» **DO THIS**: Look through the listing for the word "mowa". Copy each line that has it.

** BEGIN LISTING **

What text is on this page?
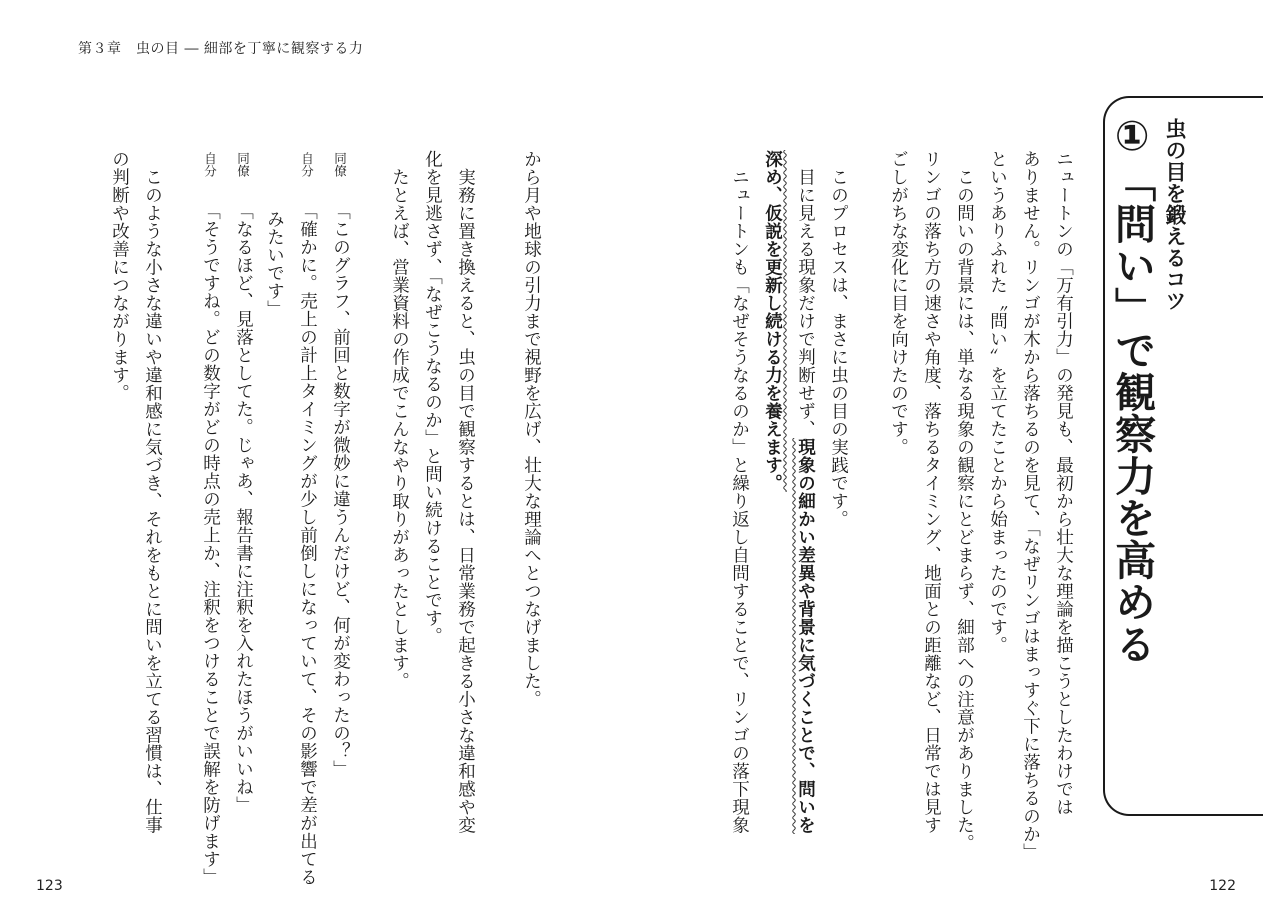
第３章　虫の目 ― 細部を丁寧に観察する力
虫の目を鍛えるコツ
①「問い」で観察力を高める
ニュートンの「万有引力」の発見も、最初から壮大な理論を描こうとしたわけでは
ありません。リンゴが木から落ちるのを見て、「なぜリンゴはまっすぐ下に落ちるのか」
というありふれた〝問い〟を立てたことから始まったのです。
この問いの背景には、単なる現象の観察にとどまらず、細部への注意がありました。
リンゴの落ち方の速さや角度、落ちるタイミング、地面との距離など、日常では見す
ごしがちな変化に目を向けたのです。
このプロセスは、まさに虫の目の実践です。
目に見える現象だけで判断せず、現象の細かい差異や背景に気づくことで、問いを
深め、仮説を更新し続ける力を養えます。
ニュートンも「なぜそうなるのか」と繰り返し自問することで、リンゴの落下現象
から月や地球の引力まで視野を広げ、壮大な理論へとつなげました。
実務に置き換えると、虫の目で観察するとは、日常業務で起きる小さな違和感や変
化を見逃さず、「なぜこうなるのか」と問い続けることです。
たとえば、営業資料の作成でこんなやり取りがあったとします。
同僚
「このグラフ、前回と数字が微妙に違うんだけど、何が変わったの？」
自分
「確かに。売上の計上タイミングが少し前倒しになっていて、その影響で差が出てる
みたいです」
同僚
「なるほど、見落としてた。じゃあ、報告書に注釈を入れたほうがいいね」
自分
「そうですね。どの数字がどの時点の売上か、注釈をつけることで誤解を防げます」
このような小さな違いや違和感に気づき、それをもとに問いを立てる習慣は、仕事
の判断や改善につながります。
123	122
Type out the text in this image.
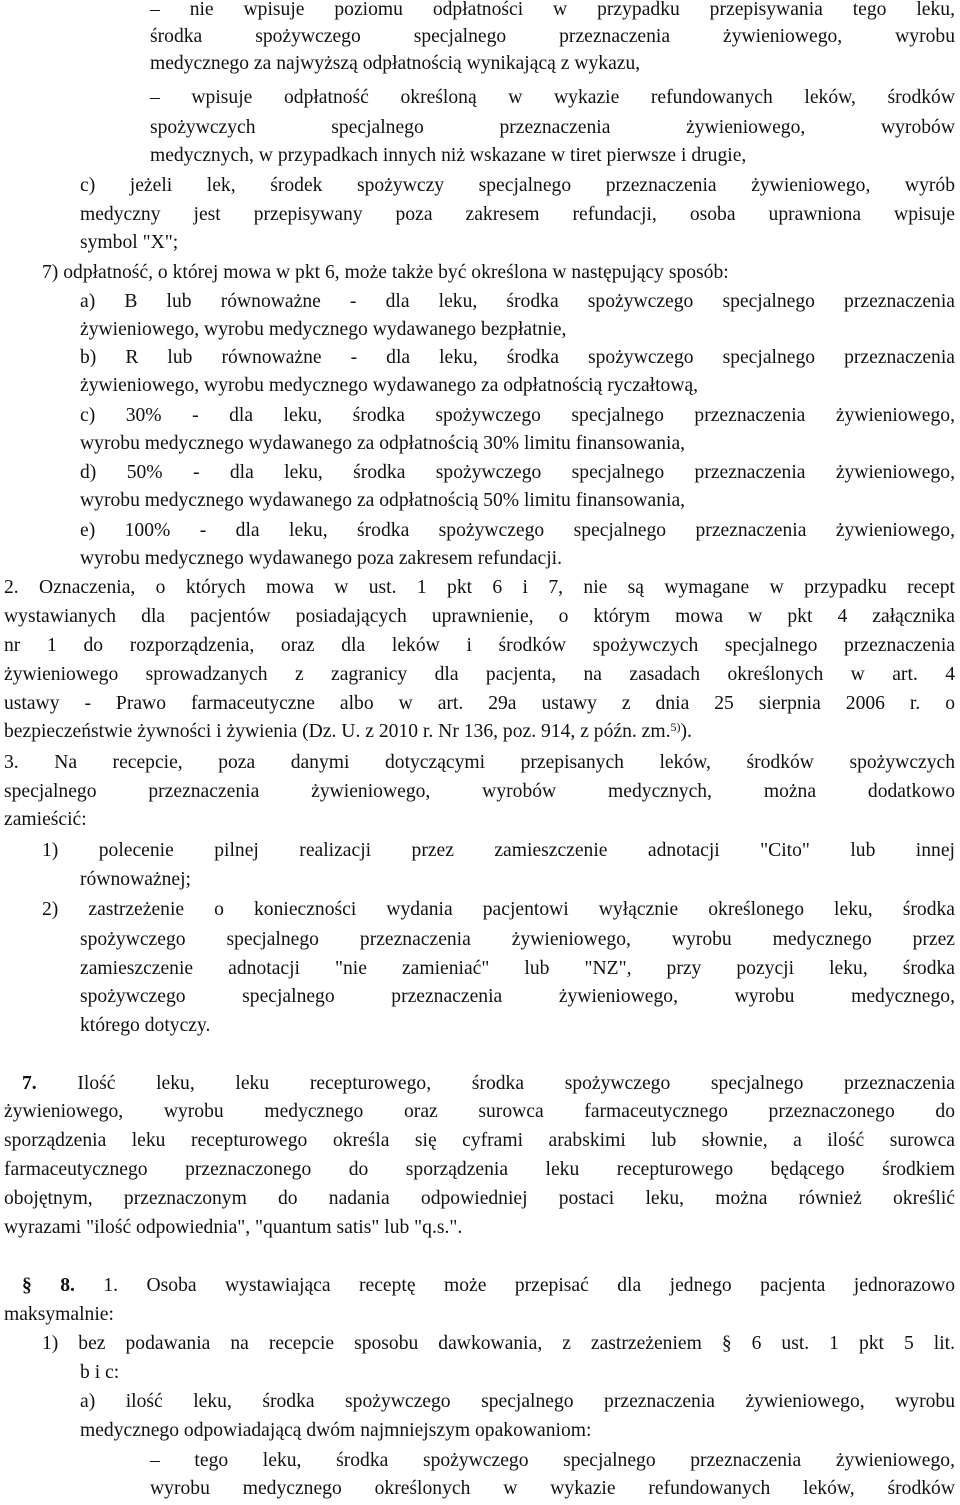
– nie wpisuje poziomu odpłatności w przypadku przepisywania tego leku,
środka spożywczego specjalnego przeznaczenia żywieniowego, wyrobu
medycznego za najwyższą odpłatnością wynikającą z wykazu,
– wpisuje odpłatność określoną w wykazie refundowanych leków, środków
spożywczych specjalnego przeznaczenia żywieniowego, wyrobów
medycznych, w przypadkach innych niż wskazane w tiret pierwsze i drugie,
c) jeżeli lek, środek spożywczy specjalnego przeznaczenia żywieniowego, wyrób
medyczny jest przepisywany poza zakresem refundacji, osoba uprawniona wpisuje
symbol "X";
7) odpłatność, o której mowa w pkt 6, może także być określona w następujący sposób:
a) B lub równoważne - dla leku, środka spożywczego specjalnego przeznaczenia
żywieniowego, wyrobu medycznego wydawanego bezpłatnie,
b) R lub równoważne - dla leku, środka spożywczego specjalnego przeznaczenia
żywieniowego, wyrobu medycznego wydawanego za odpłatnością ryczałtową,
c) 30% - dla leku, środka spożywczego specjalnego przeznaczenia żywieniowego,
wyrobu medycznego wydawanego za odpłatnością 30% limitu finansowania,
d) 50% - dla leku, środka spożywczego specjalnego przeznaczenia żywieniowego,
wyrobu medycznego wydawanego za odpłatnością 50% limitu finansowania,
e) 100% - dla leku, środka spożywczego specjalnego przeznaczenia żywieniowego,
wyrobu medycznego wydawanego poza zakresem refundacji.
2. Oznaczenia, o których mowa w ust. 1 pkt 6 i 7, nie są wymagane w przypadku recept
wystawianych dla pacjentów posiadających uprawnienie, o którym mowa w pkt 4 załącznika
nr 1 do rozporządzenia, oraz dla leków i środków spożywczych specjalnego przeznaczenia
żywieniowego sprowadzanych z zagranicy dla pacjenta, na zasadach określonych w art. 4
ustawy - Prawo farmaceutyczne albo w art. 29a ustawy z dnia 25 sierpnia 2006 r. o
bezpieczeństwie żywności i żywienia (Dz. U. z 2010 r. Nr 136, poz. 914, z późn. zm.$^{5)}$).
3. Na recepcie, poza danymi dotyczącymi przepisanych leków, środków spożywczych
specjalnego przeznaczenia żywieniowego, wyrobów medycznych, można dodatkowo
zamieścić:
1) polecenie pilnej realizacji przez zamieszczenie adnotacji "Cito" lub innej
równoważnej;
2) zastrzeżenie o konieczności wydania pacjentowi wyłącznie określonego leku, środka
spożywczego specjalnego przeznaczenia żywieniowego, wyrobu medycznego przez
zamieszczenie adnotacji "nie zamieniać" lub "NZ", przy pozycji leku, środka
spożywczego specjalnego przeznaczenia żywieniowego, wyrobu medycznego,
którego dotyczy.
7. Ilość leku, leku recepturowego, środka spożywczego specjalnego przeznaczenia
żywieniowego, wyrobu medycznego oraz surowca farmaceutycznego przeznaczonego do
sporządzenia leku recepturowego określa się cyframi arabskimi lub słownie, a ilość surowca
farmaceutycznego przeznaczonego do sporządzenia leku recepturowego będącego środkiem
obojętnym, przeznaczonym do nadania odpowiedniej postaci leku, można również określić
wyrazami "ilość odpowiednia", "quantum satis" lub "q.s.".
§ 8. 1. Osoba wystawiająca receptę może przepisać dla jednego pacjenta jednorazowo
maksymalnie:
1) bez podawania na recepcie sposobu dawkowania, z zastrzeżeniem § 6 ust. 1 pkt 5 lit.
b i c:
a) ilość leku, środka spożywczego specjalnego przeznaczenia żywieniowego, wyrobu
medycznego odpowiadającą dwóm najmniejszym opakowaniom:
– tego leku, środka spożywczego specjalnego przeznaczenia żywieniowego,
wyrobu medycznego określonych w wykazie refundowanych leków, środków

** END LISTING **

» **ANSWER TO THIS TASK**:
7) odpłatność, o której mowa w pkt 6, może także być określona w następujący sposób:
2. Oznaczenia, o których mowa w ust. 1 pkt 6 i 7, nie są wymagane w przypadku recept
wystawianych dla pacjentów posiadających uprawnienie, o którym mowa w pkt 4 załącznika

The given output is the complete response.